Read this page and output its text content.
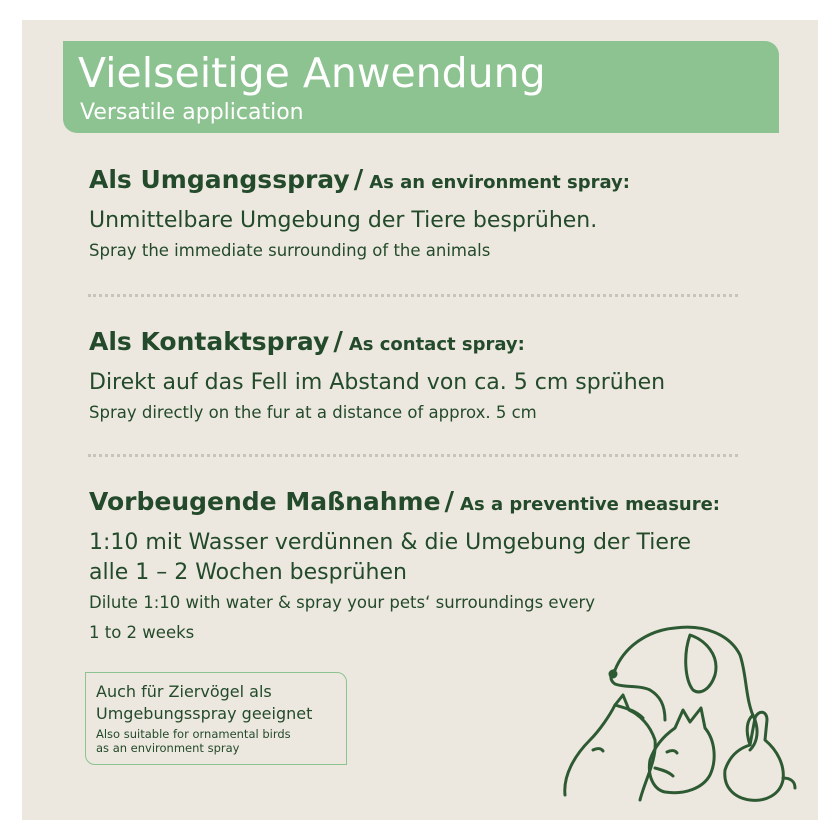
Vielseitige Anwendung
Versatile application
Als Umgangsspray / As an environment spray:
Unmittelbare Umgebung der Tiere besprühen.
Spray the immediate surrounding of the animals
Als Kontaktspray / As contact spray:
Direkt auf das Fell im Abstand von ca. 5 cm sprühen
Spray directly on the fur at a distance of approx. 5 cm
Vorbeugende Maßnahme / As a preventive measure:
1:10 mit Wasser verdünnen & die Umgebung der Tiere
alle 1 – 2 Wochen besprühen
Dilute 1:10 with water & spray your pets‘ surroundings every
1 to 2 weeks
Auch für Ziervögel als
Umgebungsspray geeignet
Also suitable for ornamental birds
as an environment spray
###
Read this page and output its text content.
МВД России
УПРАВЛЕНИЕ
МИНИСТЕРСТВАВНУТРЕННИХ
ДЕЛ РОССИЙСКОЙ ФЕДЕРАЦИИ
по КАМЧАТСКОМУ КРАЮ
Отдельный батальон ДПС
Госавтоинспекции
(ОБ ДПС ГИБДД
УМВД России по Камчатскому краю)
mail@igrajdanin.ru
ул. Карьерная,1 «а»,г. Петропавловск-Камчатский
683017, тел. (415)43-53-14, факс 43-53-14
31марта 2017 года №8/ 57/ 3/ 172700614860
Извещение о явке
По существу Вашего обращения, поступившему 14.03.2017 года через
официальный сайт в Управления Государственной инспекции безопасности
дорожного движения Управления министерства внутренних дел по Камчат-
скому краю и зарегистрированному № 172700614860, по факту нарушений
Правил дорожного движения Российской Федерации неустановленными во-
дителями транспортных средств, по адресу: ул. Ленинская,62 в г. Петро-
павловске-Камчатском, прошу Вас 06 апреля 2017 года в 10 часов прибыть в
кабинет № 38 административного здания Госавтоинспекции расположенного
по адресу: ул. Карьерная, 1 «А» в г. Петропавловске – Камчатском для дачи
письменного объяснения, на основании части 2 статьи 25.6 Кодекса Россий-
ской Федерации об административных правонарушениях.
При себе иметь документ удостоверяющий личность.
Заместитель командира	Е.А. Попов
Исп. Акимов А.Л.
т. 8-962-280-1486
###
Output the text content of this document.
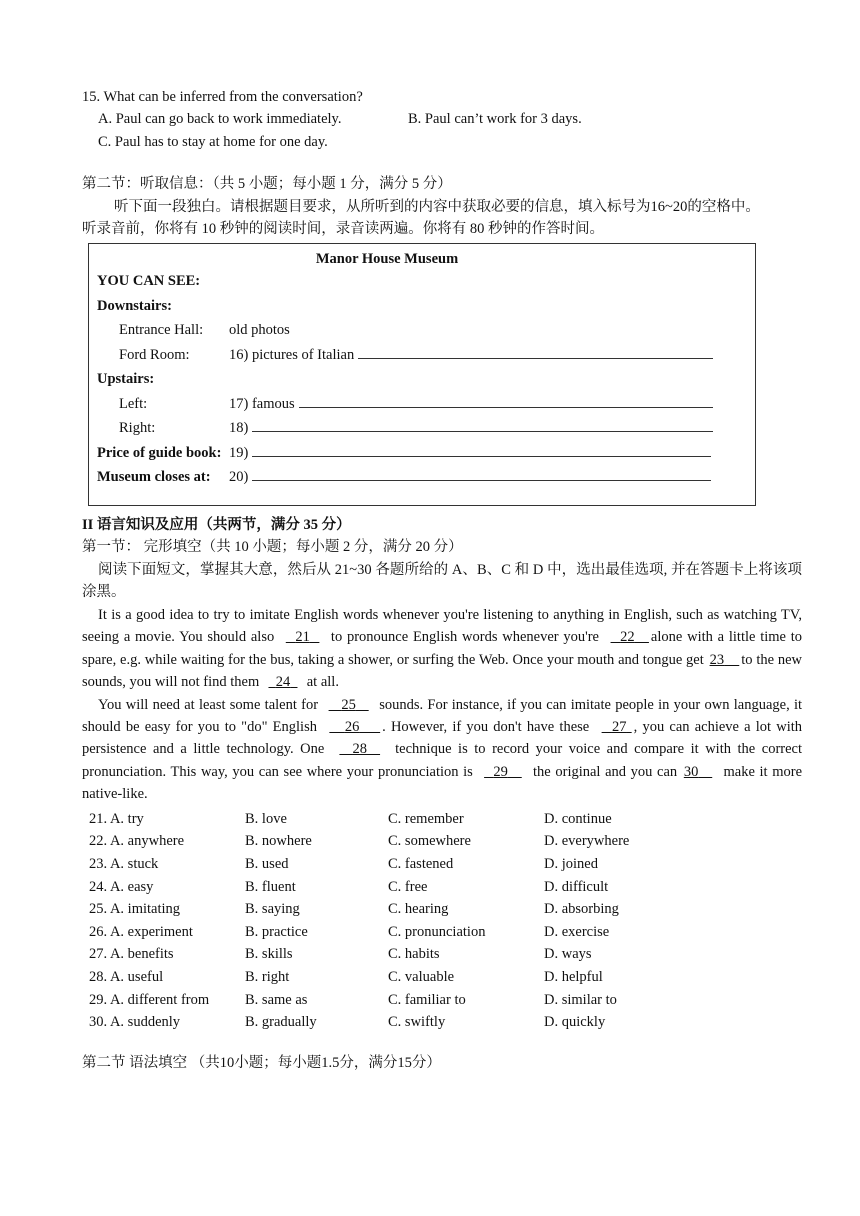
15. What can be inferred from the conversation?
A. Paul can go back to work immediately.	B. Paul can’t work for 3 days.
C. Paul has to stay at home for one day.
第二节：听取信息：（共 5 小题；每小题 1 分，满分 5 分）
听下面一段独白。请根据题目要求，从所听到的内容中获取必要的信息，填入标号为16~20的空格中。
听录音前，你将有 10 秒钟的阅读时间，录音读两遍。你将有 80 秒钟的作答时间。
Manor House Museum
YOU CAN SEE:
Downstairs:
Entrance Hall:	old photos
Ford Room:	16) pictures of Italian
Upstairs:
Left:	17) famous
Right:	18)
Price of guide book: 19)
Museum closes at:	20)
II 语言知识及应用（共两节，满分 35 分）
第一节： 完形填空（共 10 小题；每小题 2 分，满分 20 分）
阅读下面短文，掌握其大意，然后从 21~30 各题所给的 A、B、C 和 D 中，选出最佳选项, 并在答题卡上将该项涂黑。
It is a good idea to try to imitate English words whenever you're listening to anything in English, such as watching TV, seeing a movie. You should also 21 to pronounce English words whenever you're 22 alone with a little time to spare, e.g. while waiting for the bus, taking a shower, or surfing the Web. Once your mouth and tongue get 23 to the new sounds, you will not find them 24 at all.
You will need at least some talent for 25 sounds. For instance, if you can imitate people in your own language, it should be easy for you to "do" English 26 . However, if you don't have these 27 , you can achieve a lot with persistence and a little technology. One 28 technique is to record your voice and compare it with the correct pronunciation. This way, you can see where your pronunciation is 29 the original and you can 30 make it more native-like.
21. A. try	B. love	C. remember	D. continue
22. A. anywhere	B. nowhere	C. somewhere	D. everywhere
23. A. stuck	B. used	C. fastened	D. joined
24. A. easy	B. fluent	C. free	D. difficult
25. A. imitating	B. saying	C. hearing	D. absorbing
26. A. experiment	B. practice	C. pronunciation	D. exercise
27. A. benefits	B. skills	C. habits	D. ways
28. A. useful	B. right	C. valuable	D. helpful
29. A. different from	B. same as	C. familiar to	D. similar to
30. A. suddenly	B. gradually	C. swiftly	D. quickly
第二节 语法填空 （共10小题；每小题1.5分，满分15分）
###
== THE EXERCISE ==
Gather each line of the listing that holds the string "Управления".

== RESPONSE TO THE TASK ==
официальный сайт в Управления Государственной инспекции безопасности
дорожного движения Управления министерства внутренних дел по Камчат-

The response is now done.